Records in a dataset:
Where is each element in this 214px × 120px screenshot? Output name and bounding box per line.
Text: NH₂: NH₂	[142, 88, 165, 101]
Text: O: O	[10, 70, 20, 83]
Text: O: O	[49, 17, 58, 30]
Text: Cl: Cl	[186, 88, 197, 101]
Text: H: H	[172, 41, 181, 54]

* _What the task requires_:
Put the records above into a two-column CSV with the headers "request" and "answer" and one row per request. Put each request's text and its answer in their own quoted field, and replace line breaks with spaces.

* _Right answer_:
request,answer
"Where is each element in this 214px × 120px screenshot? Output name and bounding box per line.","Text: NH₂: NH₂	[142, 88, 165, 101] Text: O: O	[10, 70, 20, 83] Text: O: O	[49, 17, 58, 30] Text: Cl: Cl	[186, 88, 197, 101] Text: H: H	[172, 41, 181, 54]"